**Given request:** Transcribe all the records exactly and omit any images they hold.

**Saved entries:**
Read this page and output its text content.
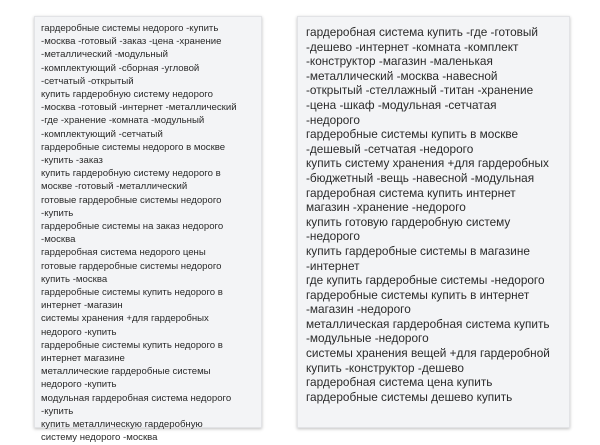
гардеробные системы недорого -купить
-москва -готовый -заказ -цена -хранение
-металлический -модульный
-комплектующий -сборная -угловой
-сетчатый -открытый
купить гардеробную систему недорого
-москва -готовый -интернет -металлический
-где -хранение -комната -модульный
-комплектующий -сетчатый
гардеробные системы недорого в москве
-купить -заказ
купить гардеробную систему недорого в
москве -готовый -металлический
готовые гардеробные системы недорого
-купить
гардеробные системы на заказ недорого
-москва
гардеробная система недорого цены
готовые гардеробные системы недорого
купить -москва
гардеробные системы купить недорого в
интернет -магазин
системы хранения +для гардеробных
недорого -купить
гардеробные системы купить недорого в
интернет магазине
металлические гардеробные системы
недорого -купить
модульная гардеробная система недорого
-купить
купить металлическую гардеробную
систему недорого -москва
гардеробная система купить -где -готовый
-дешево -интернет -комната -комплект
-конструктор -магазин -маленькая
-металлический -москва -навесной
-открытый -стеллажный -титан -хранение
-цена -шкаф -модульная -сетчатая
-недорого
гардеробные системы купить в москве
-дешевый -сетчатая -недорого
купить систему хранения +для гардеробных
-бюджетный -вещь -навесной -модульная
гардеробная система купить интернет
магазин -хранение -недорого
купить готовую гардеробную систему
-недорого
купить гардеробные системы в магазине
-интернет
где купить гардеробные системы -недорого
гардеробные системы купить в интернет
-магазин -недорого
металлическая гардеробная система купить
-модульные -недорого
системы хранения вещей +для гардеробной
купить -конструктор -дешево
гардеробная система цена купить
гардеробные системы дешево купить
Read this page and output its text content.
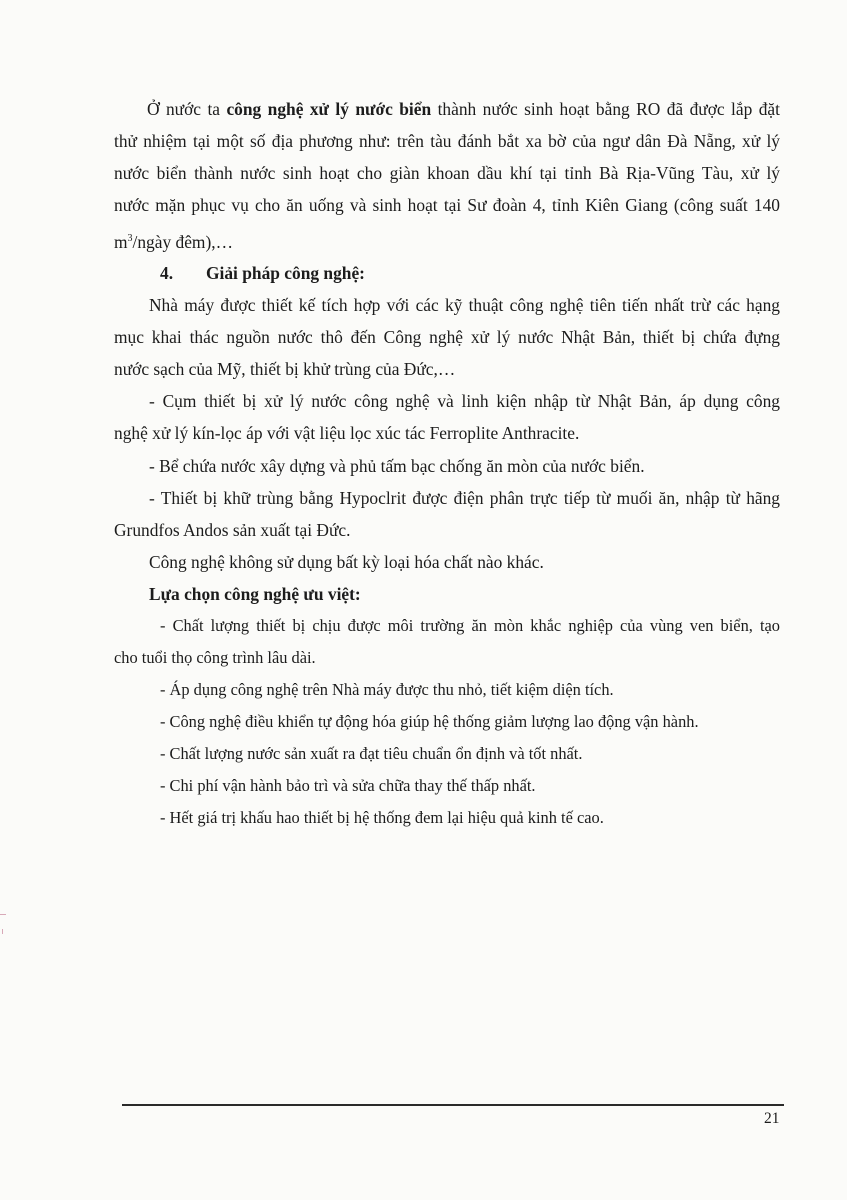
Ở nước ta công nghệ xử lý nước biển thành nước sinh hoạt bằng RO đã được lắp đặt
thử nhiệm tại một số địa phương như: trên tàu đánh bắt xa bờ của ngư dân Đà Nẵng, xử lý
nước biển thành nước sinh hoạt cho giàn khoan dầu khí tại tỉnh Bà Rịa-Vũng Tàu, xử lý
nước mặn phục vụ cho ăn uống và sinh hoạt tại Sư đoàn 4, tỉnh Kiên Giang (công suất 140
$m^3$/ngày đêm),…
4. Giải pháp công nghệ:
Nhà máy được thiết kế tích hợp với các kỹ thuật công nghệ tiên tiến nhất trừ các hạng
mục khai thác nguồn nước thô đến Công nghệ xử lý nước Nhật Bản, thiết bị chứa đựng
nước sạch của Mỹ, thiết bị khử trùng của Đức,…
- Cụm thiết bị xử lý nước công nghệ và linh kiện nhập từ Nhật Bản, áp dụng công
nghệ xử lý kín-lọc áp với vật liệu lọc xúc tác Ferroplite Anthracite.
- Bể chứa nước xây dựng và phủ tấm bạc chống ăn mòn của nước biển.
- Thiết bị khữ trùng bằng Hypoclrit được điện phân trực tiếp từ muối ăn, nhập từ hãng
Grundfos Andos sản xuất tại Đức.
Công nghệ không sử dụng bất kỳ loại hóa chất nào khác.
Lựa chọn công nghệ ưu việt:
- Chất lượng thiết bị chịu được môi trường ăn mòn khắc nghiệp của vùng ven biển, tạo
cho tuổi thọ công trình lâu dài.
- Áp dụng công nghệ trên Nhà máy được thu nhỏ, tiết kiệm diện tích.
- Công nghệ điều khiển tự động hóa giúp hệ thống giảm lượng lao động vận hành.
- Chất lượng nước sản xuất ra đạt tiêu chuẩn ổn định và tốt nhất.
- Chi phí vận hành bảo trì và sửa chữa thay thế thấp nhất.
- Hết giá trị khấu hao thiết bị hệ thống đem lại hiệu quả kinh tế cao.
21
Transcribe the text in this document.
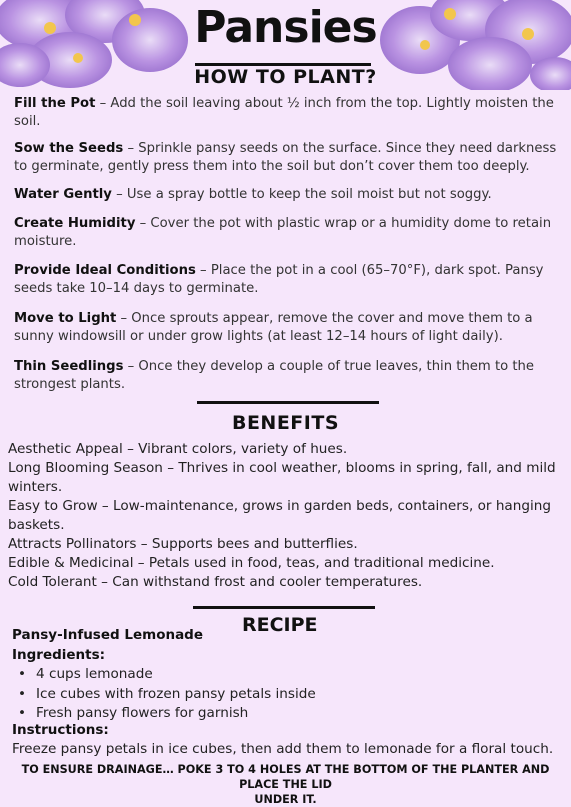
Pansies
HOW TO PLANT?
Fill the Pot – Add the soil leaving about ½ inch from the top. Lightly moisten the soil.
Sow the Seeds – Sprinkle pansy seeds on the surface. Since they need darkness to germinate, gently press them into the soil but don’t cover them too deeply.
Water Gently – Use a spray bottle to keep the soil moist but not soggy.
Create Humidity – Cover the pot with plastic wrap or a humidity dome to retain moisture.
Provide Ideal Conditions – Place the pot in a cool (65–70°F), dark spot. Pansy seeds take 10–14 days to germinate.
Move to Light – Once sprouts appear, remove the cover and move them to a sunny windowsill or under grow lights (at least 12–14 hours of light daily).
Thin Seedlings – Once they develop a couple of true leaves, thin them to the strongest plants.
BENEFITS
Aesthetic Appeal – Vibrant colors, variety of hues.
Long Blooming Season – Thrives in cool weather, blooms in spring, fall, and mild winters.
Easy to Grow – Low-maintenance, grows in garden beds, containers, or hanging baskets.
Attracts Pollinators – Supports bees and butterflies.
Edible & Medicinal – Petals used in food, teas, and traditional medicine.
Cold Tolerant – Can withstand frost and cooler temperatures.
RECIPE
Pansy-Infused Lemonade
Ingredients:
• 4 cups lemonade
• Ice cubes with frozen pansy petals inside
• Fresh pansy flowers for garnish
Instructions:
Freeze pansy petals in ice cubes, then add them to lemonade for a floral touch.
TO ENSURE DRAINAGE… POKE 3 TO 4 HOLES AT THE BOTTOM OF THE PLANTER AND PLACE THE LID
UNDER IT.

**Solved problem:**
Read this page and output its text content.
гардеробные системы недорого -купить
-москва -готовый -заказ -цена -хранение
-металлический -модульный
-комплектующий -сборная -угловой
-сетчатый -открытый
купить гардеробную систему недорого
-москва -готовый -интернет -металлический
-где -хранение -комната -модульный
-комплектующий -сетчатый
гардеробные системы недорого в москве
-купить -заказ
купить гардеробную систему недорого в
москве -готовый -металлический
готовые гардеробные системы недорого
-купить
гардеробные системы на заказ недорого
-москва
гардеробная система недорого цены
готовые гардеробные системы недорого
купить -москва
гардеробные системы купить недорого в
интернет -магазин
системы хранения +для гардеробных
недорого -купить
гардеробные системы купить недорого в
интернет магазине
металлические гардеробные системы
недорого -купить
модульная гардеробная система недорого
-купить
купить металлическую гардеробную
систему недорого -москва
гардеробная система купить -где -готовый
-дешево -интернет -комната -комплект
-конструктор -магазин -маленькая
-металлический -москва -навесной
-открытый -стеллажный -титан -хранение
-цена -шкаф -модульная -сетчатая
-недорого
гардеробные системы купить в москве
-дешевый -сетчатая -недорого
купить систему хранения +для гардеробных
-бюджетный -вещь -навесной -модульная
гардеробная система купить интернет
магазин -хранение -недорого
купить готовую гардеробную систему
-недорого
купить гардеробные системы в магазине
-интернет
где купить гардеробные системы -недорого
гардеробные системы купить в интернет
-магазин -недорого
металлическая гардеробная система купить
-модульные -недорого
системы хранения вещей +для гардеробной
купить -конструктор -дешево
гардеробная система цена купить
гардеробные системы дешево купить
Read this page and output its text content.
Ở nước ta công nghệ xử lý nước biển thành nước sinh hoạt bằng RO đã được lắp đặt
thử nhiệm tại một số địa phương như: trên tàu đánh bắt xa bờ của ngư dân Đà Nẵng, xử lý
nước biển thành nước sinh hoạt cho giàn khoan dầu khí tại tỉnh Bà Rịa-Vũng Tàu, xử lý
nước mặn phục vụ cho ăn uống và sinh hoạt tại Sư đoàn 4, tỉnh Kiên Giang (công suất 140
$m^3$/ngày đêm),…
4. Giải pháp công nghệ:
Nhà máy được thiết kế tích hợp với các kỹ thuật công nghệ tiên tiến nhất trừ các hạng
mục khai thác nguồn nước thô đến Công nghệ xử lý nước Nhật Bản, thiết bị chứa đựng
nước sạch của Mỹ, thiết bị khử trùng của Đức,…
- Cụm thiết bị xử lý nước công nghệ và linh kiện nhập từ Nhật Bản, áp dụng công
nghệ xử lý kín-lọc áp với vật liệu lọc xúc tác Ferroplite Anthracite.
- Bể chứa nước xây dựng và phủ tấm bạc chống ăn mòn của nước biển.
- Thiết bị khữ trùng bằng Hypoclrit được điện phân trực tiếp từ muối ăn, nhập từ hãng
Grundfos Andos sản xuất tại Đức.
Công nghệ không sử dụng bất kỳ loại hóa chất nào khác.
Lựa chọn công nghệ ưu việt:
- Chất lượng thiết bị chịu được môi trường ăn mòn khắc nghiệp của vùng ven biển, tạo
cho tuổi thọ công trình lâu dài.
- Áp dụng công nghệ trên Nhà máy được thu nhỏ, tiết kiệm diện tích.
- Công nghệ điều khiển tự động hóa giúp hệ thống giảm lượng lao động vận hành.
- Chất lượng nước sản xuất ra đạt tiêu chuẩn ổn định và tốt nhất.
- Chi phí vận hành bảo trì và sửa chữa thay thế thấp nhất.
- Hết giá trị khấu hao thiết bị hệ thống đem lại hiệu quả kinh tế cao.
21
Transcribe the text in this document.
Pansies
HOW TO PLANT?
Fill the Pot – Add the soil leaving about ½ inch from the top. Lightly moisten the soil.
Sow the Seeds – Sprinkle pansy seeds on the surface. Since they need darkness to germinate, gently press them into the soil but don’t cover them too deeply.
Water Gently – Use a spray bottle to keep the soil moist but not soggy.
Create Humidity – Cover the pot with plastic wrap or a humidity dome to retain moisture.
Provide Ideal Conditions – Place the pot in a cool (65–70°F), dark spot. Pansy seeds take 10–14 days to germinate.
Move to Light – Once sprouts appear, remove the cover and move them to a sunny windowsill or under grow lights (at least 12–14 hours of light daily).
Thin Seedlings – Once they develop a couple of true leaves, thin them to the strongest plants.
BENEFITS
Aesthetic Appeal – Vibrant colors, variety of hues.
Long Blooming Season – Thrives in cool weather, blooms in spring, fall, and mild winters.
Easy to Grow – Low-maintenance, grows in garden beds, containers, or hanging baskets.
Attracts Pollinators – Supports bees and butterflies.
Edible & Medicinal – Petals used in food, teas, and traditional medicine.
Cold Tolerant – Can withstand frost and cooler temperatures.
RECIPE
Pansy-Infused Lemonade
Ingredients:
• 4 cups lemonade
• Ice cubes with frozen pansy petals inside
• Fresh pansy flowers for garnish
Instructions:
Freeze pansy petals in ice cubes, then add them to lemonade for a floral touch.
TO ENSURE DRAINAGE… POKE 3 TO 4 HOLES AT THE BOTTOM OF THE PLANTER AND PLACE THE LID
UNDER IT.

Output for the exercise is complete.